PROBLEM REQUIREMENTS: Reproduce the full listing that appears beneath this instruction exactly.

DATA PROVIDED:
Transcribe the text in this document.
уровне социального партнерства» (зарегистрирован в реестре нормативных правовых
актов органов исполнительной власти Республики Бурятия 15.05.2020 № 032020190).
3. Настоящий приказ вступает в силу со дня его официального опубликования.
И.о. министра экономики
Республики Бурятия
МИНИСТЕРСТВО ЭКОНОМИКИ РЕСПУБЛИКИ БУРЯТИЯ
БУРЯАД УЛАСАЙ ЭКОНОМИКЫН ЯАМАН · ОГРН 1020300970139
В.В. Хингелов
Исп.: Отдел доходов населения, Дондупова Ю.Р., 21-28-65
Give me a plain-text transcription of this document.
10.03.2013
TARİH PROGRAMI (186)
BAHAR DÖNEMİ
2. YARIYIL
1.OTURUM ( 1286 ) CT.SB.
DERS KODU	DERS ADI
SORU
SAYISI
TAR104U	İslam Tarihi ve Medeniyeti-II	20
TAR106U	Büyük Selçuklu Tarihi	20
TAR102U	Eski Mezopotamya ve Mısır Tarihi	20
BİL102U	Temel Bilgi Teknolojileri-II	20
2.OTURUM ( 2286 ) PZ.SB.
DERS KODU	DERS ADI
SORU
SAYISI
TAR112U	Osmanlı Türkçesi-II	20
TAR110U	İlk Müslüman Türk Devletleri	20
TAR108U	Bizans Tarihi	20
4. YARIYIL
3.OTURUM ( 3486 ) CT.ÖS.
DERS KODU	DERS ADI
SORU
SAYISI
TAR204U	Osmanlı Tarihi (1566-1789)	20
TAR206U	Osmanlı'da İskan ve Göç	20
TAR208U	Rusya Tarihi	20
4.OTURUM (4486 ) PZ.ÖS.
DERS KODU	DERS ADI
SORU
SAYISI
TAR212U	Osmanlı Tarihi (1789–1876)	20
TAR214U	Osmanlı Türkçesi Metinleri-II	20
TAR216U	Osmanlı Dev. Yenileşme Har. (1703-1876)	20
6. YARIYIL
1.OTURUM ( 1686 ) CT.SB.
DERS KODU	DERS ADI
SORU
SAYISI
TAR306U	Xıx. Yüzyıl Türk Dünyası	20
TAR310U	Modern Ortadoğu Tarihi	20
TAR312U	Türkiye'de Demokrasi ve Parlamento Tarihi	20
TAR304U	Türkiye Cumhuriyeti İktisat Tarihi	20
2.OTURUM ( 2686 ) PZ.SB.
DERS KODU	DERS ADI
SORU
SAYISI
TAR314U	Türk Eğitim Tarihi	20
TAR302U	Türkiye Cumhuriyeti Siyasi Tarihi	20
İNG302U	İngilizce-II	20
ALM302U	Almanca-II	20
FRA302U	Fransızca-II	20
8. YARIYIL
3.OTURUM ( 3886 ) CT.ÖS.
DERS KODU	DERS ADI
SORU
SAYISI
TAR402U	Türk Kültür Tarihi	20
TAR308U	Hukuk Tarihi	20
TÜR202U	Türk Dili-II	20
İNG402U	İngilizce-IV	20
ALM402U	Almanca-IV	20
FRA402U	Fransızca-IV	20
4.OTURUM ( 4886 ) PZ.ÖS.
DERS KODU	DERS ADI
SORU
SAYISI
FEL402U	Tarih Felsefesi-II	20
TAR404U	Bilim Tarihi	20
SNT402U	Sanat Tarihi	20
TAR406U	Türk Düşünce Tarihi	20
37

REPLY:
Transcribe the text in this document.
уровне социального партнерства» (зарегистрирован в реестре нормативных правовых
актов органов исполнительной власти Республики Бурятия 15.05.2020 № 032020190).
3. Настоящий приказ вступает в силу со дня его официального опубликования.
И.о. министра экономики
Республики Бурятия
МИНИСТЕРСТВО ЭКОНОМИКИ РЕСПУБЛИКИ БУРЯТИЯ
БУРЯАД УЛАСАЙ ЭКОНОМИКЫН ЯАМАН · ОГРН 1020300970139
В.В. Хингелов
Исп.: Отдел доходов населения, Дондупова Ю.Р., 21-28-65
Give me a plain-text transcription of this document.
10.03.2013
TARİH PROGRAMI (186)
BAHAR DÖNEMİ
2. YARIYIL
1.OTURUM ( 1286 ) CT.SB.
DERS KODU	DERS ADI
SORU
SAYISI
TAR104U	İslam Tarihi ve Medeniyeti-II	20
TAR106U	Büyük Selçuklu Tarihi	20
TAR102U	Eski Mezopotamya ve Mısır Tarihi	20
BİL102U	Temel Bilgi Teknolojileri-II	20
2.OTURUM ( 2286 ) PZ.SB.
DERS KODU	DERS ADI
SORU
SAYISI
TAR112U	Osmanlı Türkçesi-II	20
TAR110U	İlk Müslüman Türk Devletleri	20
TAR108U	Bizans Tarihi	20
4. YARIYIL
3.OTURUM ( 3486 ) CT.ÖS.
DERS KODU	DERS ADI
SORU
SAYISI
TAR204U	Osmanlı Tarihi (1566-1789)	20
TAR206U	Osmanlı'da İskan ve Göç	20
TAR208U	Rusya Tarihi	20
4.OTURUM (4486 ) PZ.ÖS.
DERS KODU	DERS ADI
SORU
SAYISI
TAR212U	Osmanlı Tarihi (1789–1876)	20
TAR214U	Osmanlı Türkçesi Metinleri-II	20
TAR216U	Osmanlı Dev. Yenileşme Har. (1703-1876)	20
6. YARIYIL
1.OTURUM ( 1686 ) CT.SB.
DERS KODU	DERS ADI
SORU
SAYISI
TAR306U	Xıx. Yüzyıl Türk Dünyası	20
TAR310U	Modern Ortadoğu Tarihi	20
TAR312U	Türkiye'de Demokrasi ve Parlamento Tarihi	20
TAR304U	Türkiye Cumhuriyeti İktisat Tarihi	20
2.OTURUM ( 2686 ) PZ.SB.
DERS KODU	DERS ADI
SORU
SAYISI
TAR314U	Türk Eğitim Tarihi	20
TAR302U	Türkiye Cumhuriyeti Siyasi Tarihi	20
İNG302U	İngilizce-II	20
ALM302U	Almanca-II	20
FRA302U	Fransızca-II	20
8. YARIYIL
3.OTURUM ( 3886 ) CT.ÖS.
DERS KODU	DERS ADI
SORU
SAYISI
TAR402U	Türk Kültür Tarihi	20
TAR308U	Hukuk Tarihi	20
TÜR202U	Türk Dili-II	20
İNG402U	İngilizce-IV	20
ALM402U	Almanca-IV	20
FRA402U	Fransızca-IV	20
4.OTURUM ( 4886 ) PZ.ÖS.
DERS KODU	DERS ADI
SORU
SAYISI
FEL402U	Tarih Felsefesi-II	20
TAR404U	Bilim Tarihi	20
SNT402U	Sanat Tarihi	20
TAR406U	Türk Düşünce Tarihi	20
37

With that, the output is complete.